EXERCISE INSTRUCTIONS »
Reproduce every line of the material below, but drop the pictures.

LISTED ENTRIES »
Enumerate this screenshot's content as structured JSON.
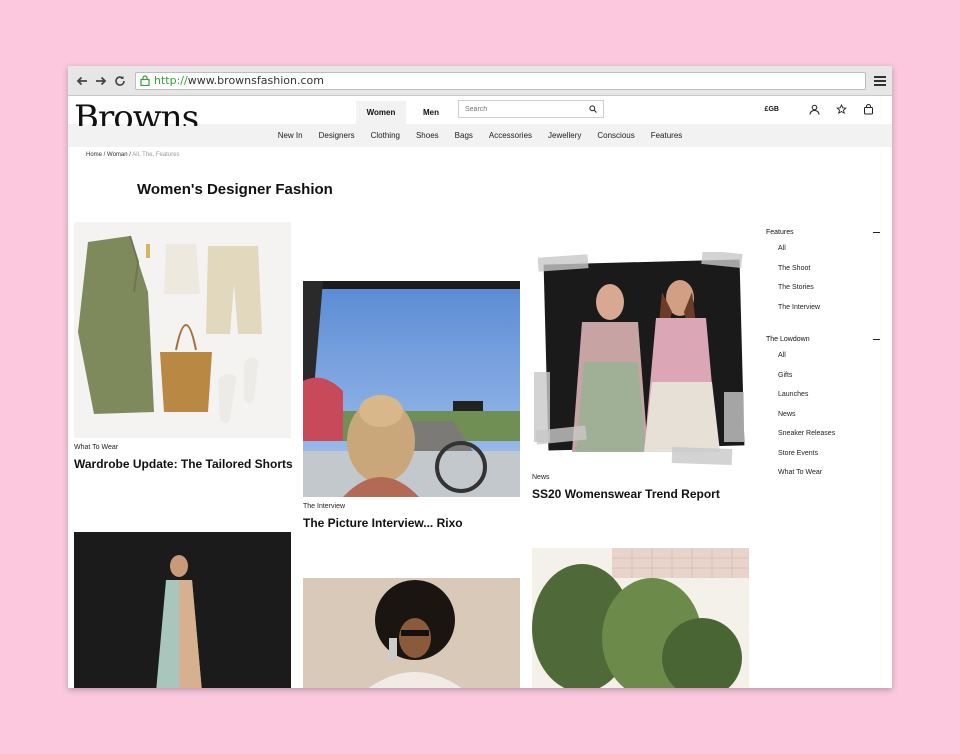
{
  "browser": {
    "url_protocol": "http://",
    "url_rest": "www.brownsfashion.com"
  },
  "header": {
    "logo": "Browns",
    "tabs": [
      {
        "label": "Women",
        "active": true
      },
      {
        "label": "Men",
        "active": false
      }
    ],
    "search_placeholder": "Search",
    "currency": "£GB"
  },
  "nav": {
    "items": [
      "New In",
      "Designers",
      "Clothing",
      "Shoes",
      "Bags",
      "Accessories",
      "Jewellery",
      "Conscious",
      "Features"
    ]
  },
  "breadcrumb": {
    "home": "Home",
    "sep1": " / ",
    "woman": "Woman",
    "sep2": " / ",
    "current": "All, The, Features"
  },
  "page_title": "Women's Designer Fashion",
  "cards": [
    {
      "category": "What To Wear",
      "title": "Wardrobe Update: The Tailored Shorts"
    },
    {
      "category": "The Interview",
      "title": "The Picture Interview... Rixo"
    },
    {
      "category": "News",
      "title": "SS20 Womenswear Trend Report"
    }
  ],
  "sidebar": {
    "sections": [
      {
        "title": "Features",
        "items": [
          "All",
          "The Shoot",
          "The Stories",
          "The Interview"
        ]
      },
      {
        "title": "The Lowdown",
        "items": [
          "All",
          "Gifts",
          "Launches",
          "News",
          "Sneaker Releases",
          "Store Events",
          "What To Wear"
        ]
      }
    ]
  },
  "colors": {
    "background": "#fbc8dd",
    "url_protocol": "#3a9b3a",
    "nav_bar": "#f2f2f2"
  }
}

CORRECT RESULT »
Enumerate this screenshot's content as structured JSON.
{
  "browser": {
    "url_protocol": "http://",
    "url_rest": "www.brownsfashion.com"
  },
  "header": {
    "logo": "Browns",
    "tabs": [
      {
        "label": "Women",
        "active": true
      },
      {
        "label": "Men",
        "active": false
      }
    ],
    "search_placeholder": "Search",
    "currency": "£GB"
  },
  "nav": {
    "items": [
      "New In",
      "Designers",
      "Clothing",
      "Shoes",
      "Bags",
      "Accessories",
      "Jewellery",
      "Conscious",
      "Features"
    ]
  },
  "breadcrumb": {
    "home": "Home",
    "sep1": " / ",
    "woman": "Woman",
    "sep2": " / ",
    "current": "All, The, Features"
  },
  "page_title": "Women's Designer Fashion",
  "cards": [
    {
      "category": "What To Wear",
      "title": "Wardrobe Update: The Tailored Shorts"
    },
    {
      "category": "The Interview",
      "title": "The Picture Interview... Rixo"
    },
    {
      "category": "News",
      "title": "SS20 Womenswear Trend Report"
    }
  ],
  "sidebar": {
    "sections": [
      {
        "title": "Features",
        "items": [
          "All",
          "The Shoot",
          "The Stories",
          "The Interview"
        ]
      },
      {
        "title": "The Lowdown",
        "items": [
          "All",
          "Gifts",
          "Launches",
          "News",
          "Sneaker Releases",
          "Store Events",
          "What To Wear"
        ]
      }
    ]
  },
  "colors": {
    "background": "#fbc8dd",
    "url_protocol": "#3a9b3a",
    "nav_bar": "#f2f2f2"
  }
}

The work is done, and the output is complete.